Quote the interview on sociocracy below, copying it word for word between "At the Eastern" and "that’s very positive.", inclusive.

══ GIVEN TEXT ══

One small step is to acknowledge what our impact is. That goes back to feedback and transparency. For instance, imagine a world that is completely sociocratic. Everyone would be part of circles and all those circles were nested and interlinked in some way. We can easily engage in extractive practices if we do not see what the impact of our actions is. However, if the place where rare metals used for cell phones are mined has a way of communicating with the places where cell phones are being demanded, then we can see the impact. The root of many practices that harm society and the plant are based on inequality and the separation from the impact of our actions. If organizations — and that means people!– start asking what the impact is of anything we do, and we take that feedback into account, then we can make a more informed decision. Especially when we are used to respect towards any other human being from early on and re-train ourselves to appreciate cooperation instead of competition.
A tiny way to start that is at the same time very big is to listen to the impact of our actions in our immediate environment. An easy way that everyone can do in their very next meeting is to use rounds: in a round, we each say what we have to say, one by one. This seems like a small thing but it changes the energy in the room. Instead of competing for air time, we sit back and listen while the others are talking. That’s all that it takes to shift from competition to cooperation, in every little interaction.
Sociocracy and co-ops. In the States, it seems like co-ops have started to embrace sociocracy. What is there to know?
Cooperatives have a strong emphasis on individuals coming together as equals and to be self-governed. The typical decision-making method has been consensus, and many cooperatives operate on “we all decide everything together”. Everyone who has ever tried to make a consensus decision with 15 people knows how hard that is. It wears people out. Meetings take forever. People start dreading meetings.
Self-governance cannot work if people dread meetings and spend their time arguing. We do not have to make it that hard. In the past year or so, a lot has happened in the cooperative sector in the US, however. People are more aware of the options and look into alternatives because they realize how consensus and staying in a large group is counterproductive to what they want: a connecting and relaxed experience where everyone can contribute and be appreciated for what they bring.
At the Eastern Conference for Workplace Democracy in NYC where I was just a few weeks ago, almost everyone I talked to had heard of sociocracy. Some had already implemented parts of it. That was very different just 2 years ago.
Just like social enterprises, cooperatives really want to have the cake and eat it: build a economically sound business while being inclusive and respectful and having a positive impact on the community. Sociocracy and cooperatives are a natural fit. More and more people even outside cooperatives are not willing to work without being able to make decisions. People’s expectations are higher now, and I think that’s very positive.
We from Permacultura & Transizione dream that after every article, after every interview, there is a little change or a small revolution somewhere in Italy. Would you like to dream with us? What will happen after this interview gets published?
People all over Italy will leave the prejudice behind that the only way to be get done is to have a boss that tells you what to do. They will start reading and learning and practicing sociocracy. As they get used to egalitarian self-governance in one place, they stop accepting acts of oppression at their workplace, in their school or in their club. They will build organizations that offer a wonderful alternative: people working together who are able to listen and to sit with the fact that we are all different but equal. Children will experience in schools what it is like to be treated as capable, competent and self-responsible and will claim their values as grown-ups. We’re not going for small revolutions, we’re going big!

═══
══ INFORMATION ══

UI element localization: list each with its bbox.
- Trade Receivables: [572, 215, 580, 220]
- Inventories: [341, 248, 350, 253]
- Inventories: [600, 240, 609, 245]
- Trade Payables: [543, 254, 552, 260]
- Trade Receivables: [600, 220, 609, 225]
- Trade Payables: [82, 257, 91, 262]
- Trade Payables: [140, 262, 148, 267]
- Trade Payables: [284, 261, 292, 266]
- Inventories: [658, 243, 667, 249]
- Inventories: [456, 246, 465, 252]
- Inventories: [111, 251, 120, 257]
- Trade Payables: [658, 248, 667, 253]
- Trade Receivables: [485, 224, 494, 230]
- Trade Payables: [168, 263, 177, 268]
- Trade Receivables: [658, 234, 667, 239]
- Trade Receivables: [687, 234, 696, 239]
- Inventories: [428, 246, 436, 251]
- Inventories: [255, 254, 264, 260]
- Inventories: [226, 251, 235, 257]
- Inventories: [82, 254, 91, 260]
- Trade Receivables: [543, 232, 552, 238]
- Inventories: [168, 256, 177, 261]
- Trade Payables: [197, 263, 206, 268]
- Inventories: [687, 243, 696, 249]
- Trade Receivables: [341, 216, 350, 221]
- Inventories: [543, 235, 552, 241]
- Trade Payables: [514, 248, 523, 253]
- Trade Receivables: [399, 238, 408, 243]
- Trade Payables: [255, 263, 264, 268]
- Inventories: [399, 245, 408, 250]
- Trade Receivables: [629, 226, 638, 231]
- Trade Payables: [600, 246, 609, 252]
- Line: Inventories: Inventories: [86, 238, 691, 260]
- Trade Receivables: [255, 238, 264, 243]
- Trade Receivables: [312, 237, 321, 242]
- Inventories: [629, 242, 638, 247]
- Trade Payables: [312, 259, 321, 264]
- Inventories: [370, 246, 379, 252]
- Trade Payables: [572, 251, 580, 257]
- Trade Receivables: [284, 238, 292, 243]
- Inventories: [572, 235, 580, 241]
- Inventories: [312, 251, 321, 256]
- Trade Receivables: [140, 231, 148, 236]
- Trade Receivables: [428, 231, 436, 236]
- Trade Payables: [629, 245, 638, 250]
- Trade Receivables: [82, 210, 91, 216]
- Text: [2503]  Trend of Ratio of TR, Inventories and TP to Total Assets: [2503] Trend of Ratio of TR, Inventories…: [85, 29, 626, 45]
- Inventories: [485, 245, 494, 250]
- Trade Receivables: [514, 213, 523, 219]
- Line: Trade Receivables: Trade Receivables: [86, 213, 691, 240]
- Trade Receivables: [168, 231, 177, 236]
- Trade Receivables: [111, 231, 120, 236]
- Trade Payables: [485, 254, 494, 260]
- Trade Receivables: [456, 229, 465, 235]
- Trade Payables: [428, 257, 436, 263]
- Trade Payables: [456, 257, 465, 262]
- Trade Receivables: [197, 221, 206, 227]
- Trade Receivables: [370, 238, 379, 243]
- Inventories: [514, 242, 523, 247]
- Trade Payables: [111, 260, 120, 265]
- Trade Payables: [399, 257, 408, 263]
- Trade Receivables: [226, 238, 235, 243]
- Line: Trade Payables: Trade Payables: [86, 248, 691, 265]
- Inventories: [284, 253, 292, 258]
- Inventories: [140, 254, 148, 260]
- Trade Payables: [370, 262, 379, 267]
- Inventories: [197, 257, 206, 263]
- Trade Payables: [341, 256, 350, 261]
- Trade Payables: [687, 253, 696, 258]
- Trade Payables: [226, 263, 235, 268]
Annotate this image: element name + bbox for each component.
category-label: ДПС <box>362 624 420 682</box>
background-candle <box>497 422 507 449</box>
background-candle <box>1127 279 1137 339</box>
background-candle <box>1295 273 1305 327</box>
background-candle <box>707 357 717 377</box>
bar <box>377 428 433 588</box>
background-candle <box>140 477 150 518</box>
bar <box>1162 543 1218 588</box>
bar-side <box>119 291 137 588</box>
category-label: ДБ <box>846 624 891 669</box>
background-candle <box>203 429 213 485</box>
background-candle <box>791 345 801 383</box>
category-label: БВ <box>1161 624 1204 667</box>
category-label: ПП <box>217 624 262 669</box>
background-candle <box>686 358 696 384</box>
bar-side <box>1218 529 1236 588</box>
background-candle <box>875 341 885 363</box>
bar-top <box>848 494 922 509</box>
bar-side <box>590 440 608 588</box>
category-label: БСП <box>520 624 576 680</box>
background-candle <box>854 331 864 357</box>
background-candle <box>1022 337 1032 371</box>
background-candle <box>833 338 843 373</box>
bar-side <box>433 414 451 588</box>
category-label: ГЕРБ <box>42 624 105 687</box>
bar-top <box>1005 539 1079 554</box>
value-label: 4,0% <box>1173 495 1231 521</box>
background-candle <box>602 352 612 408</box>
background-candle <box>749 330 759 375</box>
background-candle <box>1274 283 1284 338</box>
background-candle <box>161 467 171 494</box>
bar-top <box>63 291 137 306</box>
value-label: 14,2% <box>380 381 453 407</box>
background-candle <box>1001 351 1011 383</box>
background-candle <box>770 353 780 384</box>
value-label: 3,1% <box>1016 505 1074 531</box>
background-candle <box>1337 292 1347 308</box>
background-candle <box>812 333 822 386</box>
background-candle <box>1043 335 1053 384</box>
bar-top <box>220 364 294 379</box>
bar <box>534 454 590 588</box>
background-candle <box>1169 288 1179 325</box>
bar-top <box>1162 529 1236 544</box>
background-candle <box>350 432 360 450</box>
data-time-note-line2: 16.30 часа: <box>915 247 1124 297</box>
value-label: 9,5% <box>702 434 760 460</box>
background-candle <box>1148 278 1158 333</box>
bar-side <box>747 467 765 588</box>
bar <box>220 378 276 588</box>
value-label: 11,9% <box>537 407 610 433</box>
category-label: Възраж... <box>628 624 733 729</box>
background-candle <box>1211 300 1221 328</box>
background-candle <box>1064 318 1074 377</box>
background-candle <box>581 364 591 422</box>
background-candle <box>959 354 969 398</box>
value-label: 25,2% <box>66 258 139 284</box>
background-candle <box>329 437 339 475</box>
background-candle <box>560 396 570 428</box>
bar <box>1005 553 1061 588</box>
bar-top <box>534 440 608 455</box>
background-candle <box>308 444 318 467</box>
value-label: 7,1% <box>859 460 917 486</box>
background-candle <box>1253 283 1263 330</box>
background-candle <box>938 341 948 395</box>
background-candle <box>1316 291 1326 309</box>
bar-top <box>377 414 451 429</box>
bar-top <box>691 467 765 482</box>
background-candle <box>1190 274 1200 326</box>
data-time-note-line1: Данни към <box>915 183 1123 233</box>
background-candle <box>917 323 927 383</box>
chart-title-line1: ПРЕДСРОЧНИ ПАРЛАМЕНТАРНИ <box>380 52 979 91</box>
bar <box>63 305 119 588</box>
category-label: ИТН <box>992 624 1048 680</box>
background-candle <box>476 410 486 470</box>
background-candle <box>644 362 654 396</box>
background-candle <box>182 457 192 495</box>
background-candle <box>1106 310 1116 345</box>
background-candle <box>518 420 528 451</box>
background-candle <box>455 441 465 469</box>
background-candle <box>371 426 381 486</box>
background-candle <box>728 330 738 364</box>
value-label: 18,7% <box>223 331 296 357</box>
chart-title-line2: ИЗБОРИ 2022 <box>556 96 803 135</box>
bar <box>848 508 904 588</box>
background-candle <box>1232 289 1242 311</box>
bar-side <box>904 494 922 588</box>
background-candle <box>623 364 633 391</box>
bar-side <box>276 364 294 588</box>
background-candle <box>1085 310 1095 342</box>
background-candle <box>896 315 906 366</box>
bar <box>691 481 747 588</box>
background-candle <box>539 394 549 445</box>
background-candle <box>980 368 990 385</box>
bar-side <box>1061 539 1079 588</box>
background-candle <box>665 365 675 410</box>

═══

### OUTPUT
At the Eastern Conference for Workplace Democracy in NYC where I was just a few weeks ago, almost everyone I talked to had heard of sociocracy. Some had already implemented parts of it. That was very different just 2 years ago.
Just like social enterprises, cooperatives really want to have the cake and eat it: build a economically sound business while being inclusive and respectful and having a positive impact on the community. Sociocracy and cooperatives are a natural fit. More and more people even outside cooperatives are not willing to work without being able to make decisions. People’s expectations are higher now, and I think that’s very positive.